__Stated exercise__. Copy out every line exactly, passing over the pictures.

-- BEGIN Listed records --

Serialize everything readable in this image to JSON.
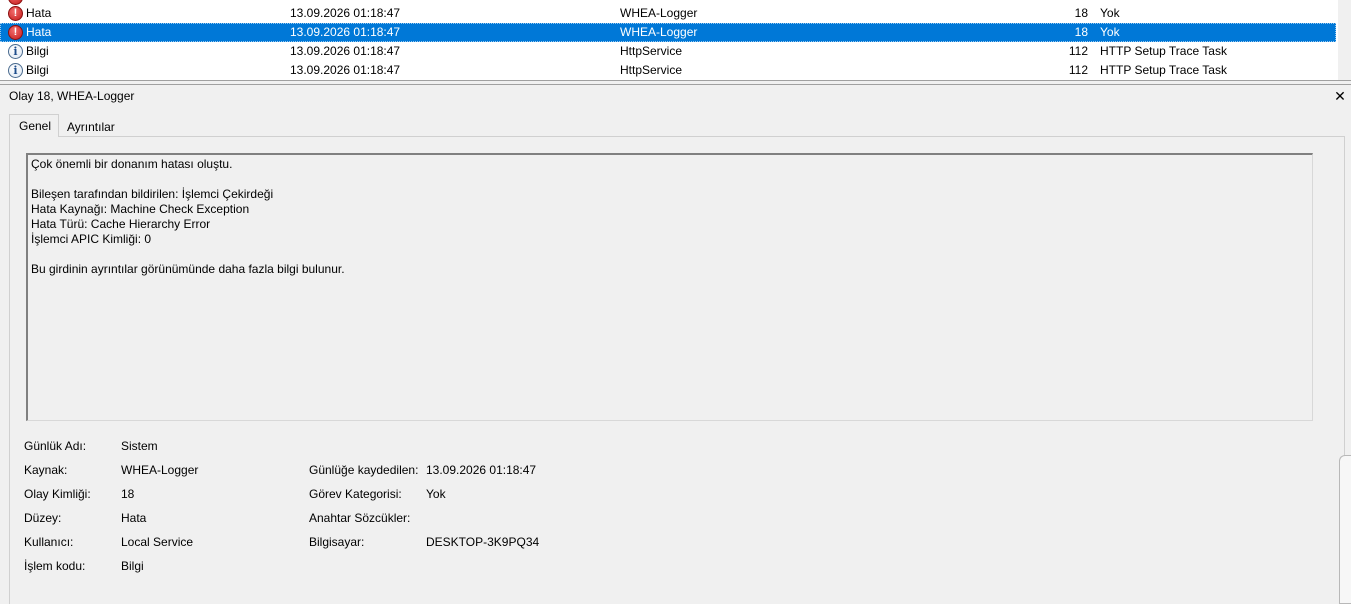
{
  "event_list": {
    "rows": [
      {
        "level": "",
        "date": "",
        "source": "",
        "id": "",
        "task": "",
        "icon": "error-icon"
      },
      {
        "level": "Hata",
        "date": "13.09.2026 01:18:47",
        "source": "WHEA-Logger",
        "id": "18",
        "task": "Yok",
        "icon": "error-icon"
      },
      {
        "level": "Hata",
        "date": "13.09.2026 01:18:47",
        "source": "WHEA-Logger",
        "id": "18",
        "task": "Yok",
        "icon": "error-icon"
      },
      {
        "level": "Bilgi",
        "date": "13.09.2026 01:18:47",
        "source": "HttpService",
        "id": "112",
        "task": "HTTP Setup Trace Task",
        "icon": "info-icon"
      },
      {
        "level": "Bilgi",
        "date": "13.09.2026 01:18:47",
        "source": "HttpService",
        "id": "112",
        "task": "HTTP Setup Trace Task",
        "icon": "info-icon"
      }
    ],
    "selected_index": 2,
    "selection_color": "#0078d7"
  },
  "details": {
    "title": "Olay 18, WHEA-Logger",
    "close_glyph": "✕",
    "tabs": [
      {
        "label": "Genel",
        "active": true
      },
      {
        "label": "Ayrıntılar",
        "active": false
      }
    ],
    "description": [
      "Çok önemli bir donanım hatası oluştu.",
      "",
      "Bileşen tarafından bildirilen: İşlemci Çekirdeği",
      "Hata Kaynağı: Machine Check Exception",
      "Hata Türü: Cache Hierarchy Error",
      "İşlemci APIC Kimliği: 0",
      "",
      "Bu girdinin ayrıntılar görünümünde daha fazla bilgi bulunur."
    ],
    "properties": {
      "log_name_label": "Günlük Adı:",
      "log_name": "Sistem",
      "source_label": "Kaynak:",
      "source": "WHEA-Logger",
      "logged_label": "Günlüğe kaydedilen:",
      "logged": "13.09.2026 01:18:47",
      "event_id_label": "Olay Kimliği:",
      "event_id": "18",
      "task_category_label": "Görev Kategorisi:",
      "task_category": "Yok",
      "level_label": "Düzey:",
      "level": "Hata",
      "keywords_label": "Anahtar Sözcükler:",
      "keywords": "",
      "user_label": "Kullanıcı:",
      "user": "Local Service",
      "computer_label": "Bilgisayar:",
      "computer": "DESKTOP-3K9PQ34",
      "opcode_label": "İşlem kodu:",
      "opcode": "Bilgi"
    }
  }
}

-- END Listed records --

__Completed task__.
Serialize everything readable in this image to JSON.
{
  "event_list": {
    "rows": [
      {
        "level": "",
        "date": "",
        "source": "",
        "id": "",
        "task": "",
        "icon": "error-icon"
      },
      {
        "level": "Hata",
        "date": "13.09.2026 01:18:47",
        "source": "WHEA-Logger",
        "id": "18",
        "task": "Yok",
        "icon": "error-icon"
      },
      {
        "level": "Hata",
        "date": "13.09.2026 01:18:47",
        "source": "WHEA-Logger",
        "id": "18",
        "task": "Yok",
        "icon": "error-icon"
      },
      {
        "level": "Bilgi",
        "date": "13.09.2026 01:18:47",
        "source": "HttpService",
        "id": "112",
        "task": "HTTP Setup Trace Task",
        "icon": "info-icon"
      },
      {
        "level": "Bilgi",
        "date": "13.09.2026 01:18:47",
        "source": "HttpService",
        "id": "112",
        "task": "HTTP Setup Trace Task",
        "icon": "info-icon"
      }
    ],
    "selected_index": 2,
    "selection_color": "#0078d7"
  },
  "details": {
    "title": "Olay 18, WHEA-Logger",
    "close_glyph": "✕",
    "tabs": [
      {
        "label": "Genel",
        "active": true
      },
      {
        "label": "Ayrıntılar",
        "active": false
      }
    ],
    "description": [
      "Çok önemli bir donanım hatası oluştu.",
      "",
      "Bileşen tarafından bildirilen: İşlemci Çekirdeği",
      "Hata Kaynağı: Machine Check Exception",
      "Hata Türü: Cache Hierarchy Error",
      "İşlemci APIC Kimliği: 0",
      "",
      "Bu girdinin ayrıntılar görünümünde daha fazla bilgi bulunur."
    ],
    "properties": {
      "log_name_label": "Günlük Adı:",
      "log_name": "Sistem",
      "source_label": "Kaynak:",
      "source": "WHEA-Logger",
      "logged_label": "Günlüğe kaydedilen:",
      "logged": "13.09.2026 01:18:47",
      "event_id_label": "Olay Kimliği:",
      "event_id": "18",
      "task_category_label": "Görev Kategorisi:",
      "task_category": "Yok",
      "level_label": "Düzey:",
      "level": "Hata",
      "keywords_label": "Anahtar Sözcükler:",
      "keywords": "",
      "user_label": "Kullanıcı:",
      "user": "Local Service",
      "computer_label": "Bilgisayar:",
      "computer": "DESKTOP-3K9PQ34",
      "opcode_label": "İşlem kodu:",
      "opcode": "Bilgi"
    }
  }
}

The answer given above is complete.